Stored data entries
···
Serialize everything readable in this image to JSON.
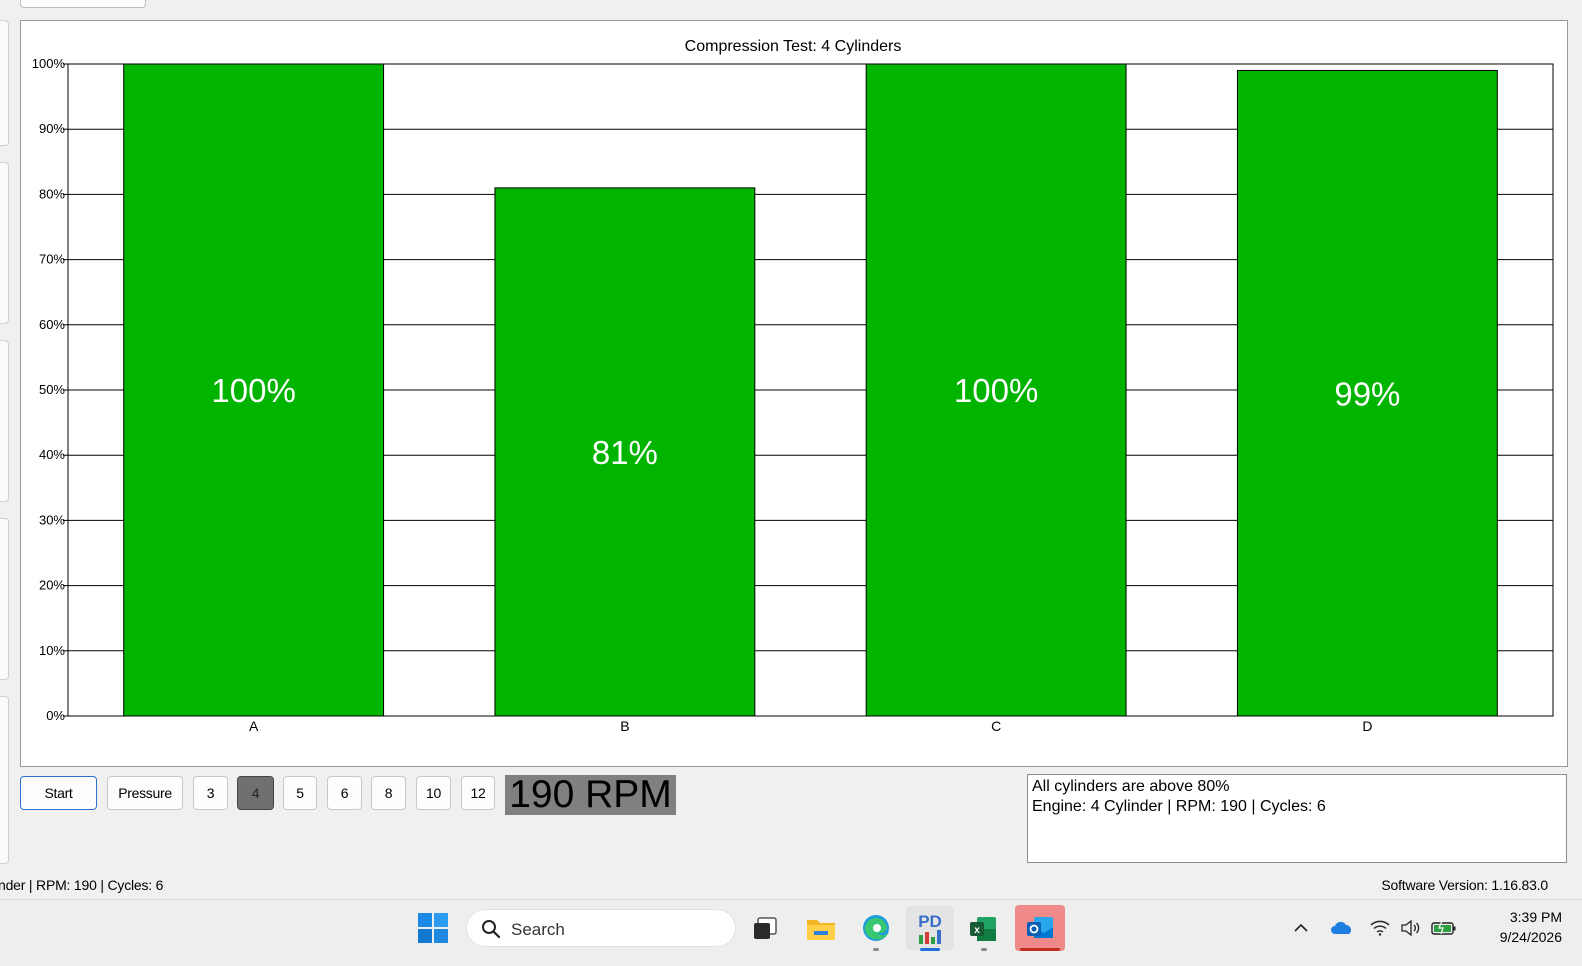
{
  "chart_data": {
    "type": "bar",
    "title": "Compression Test: 4 Cylinders",
    "categories": [
      "A",
      "B",
      "C",
      "D"
    ],
    "values": [
      100,
      81,
      100,
      99
    ],
    "value_labels": [
      "100%",
      "81%",
      "100%",
      "99%"
    ],
    "y_ticks": [
      "0%",
      "10%",
      "20%",
      "30%",
      "40%",
      "50%",
      "60%",
      "70%",
      "80%",
      "90%",
      "100%"
    ],
    "ylim": [
      0,
      100
    ],
    "grid": true,
    "bar_color": "#00b400"
  },
  "controls": {
    "start_label": "Start",
    "pressure_label": "Pressure",
    "cylinder_options": [
      "3",
      "4",
      "5",
      "6",
      "8",
      "10",
      "12"
    ],
    "selected_cylinders": "4",
    "rpm_display": "190 RPM"
  },
  "message": {
    "line1": "All cylinders are above 80%",
    "line2": "Engine: 4 Cylinder | RPM: 190 | Cycles: 6"
  },
  "status_bar": {
    "left": "nder | RPM: 190 | Cycles: 6",
    "right": "Software Version: 1.16.83.0"
  },
  "taskbar": {
    "search_label": "Search",
    "time": "3:39 PM",
    "date": "9/24/2026",
    "pd_app_label": "PD",
    "icons": [
      "windows-start",
      "search",
      "task-view",
      "file-explorer",
      "edge",
      "pd-app",
      "excel",
      "outlook",
      "show-hidden-icons",
      "onedrive",
      "wifi",
      "volume",
      "battery"
    ]
  }
}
···
→ **Exercise objective**
Omit the pictures. Transcribe every record exactly.

→ **Written reply**
Serialize everything readable in this image to JSON.
{
  "chart_data": {
    "type": "bar",
    "title": "Compression Test: 4 Cylinders",
    "categories": [
      "A",
      "B",
      "C",
      "D"
    ],
    "values": [
      100,
      81,
      100,
      99
    ],
    "value_labels": [
      "100%",
      "81%",
      "100%",
      "99%"
    ],
    "y_ticks": [
      "0%",
      "10%",
      "20%",
      "30%",
      "40%",
      "50%",
      "60%",
      "70%",
      "80%",
      "90%",
      "100%"
    ],
    "ylim": [
      0,
      100
    ],
    "grid": true,
    "bar_color": "#00b400"
  },
  "controls": {
    "start_label": "Start",
    "pressure_label": "Pressure",
    "cylinder_options": [
      "3",
      "4",
      "5",
      "6",
      "8",
      "10",
      "12"
    ],
    "selected_cylinders": "4",
    "rpm_display": "190 RPM"
  },
  "message": {
    "line1": "All cylinders are above 80%",
    "line2": "Engine: 4 Cylinder | RPM: 190 | Cycles: 6"
  },
  "status_bar": {
    "left": "nder | RPM: 190 | Cycles: 6",
    "right": "Software Version: 1.16.83.0"
  },
  "taskbar": {
    "search_label": "Search",
    "time": "3:39 PM",
    "date": "9/24/2026",
    "pd_app_label": "PD",
    "icons": [
      "windows-start",
      "search",
      "task-view",
      "file-explorer",
      "edge",
      "pd-app",
      "excel",
      "outlook",
      "show-hidden-icons",
      "onedrive",
      "wifi",
      "volume",
      "battery"
    ]
  }
}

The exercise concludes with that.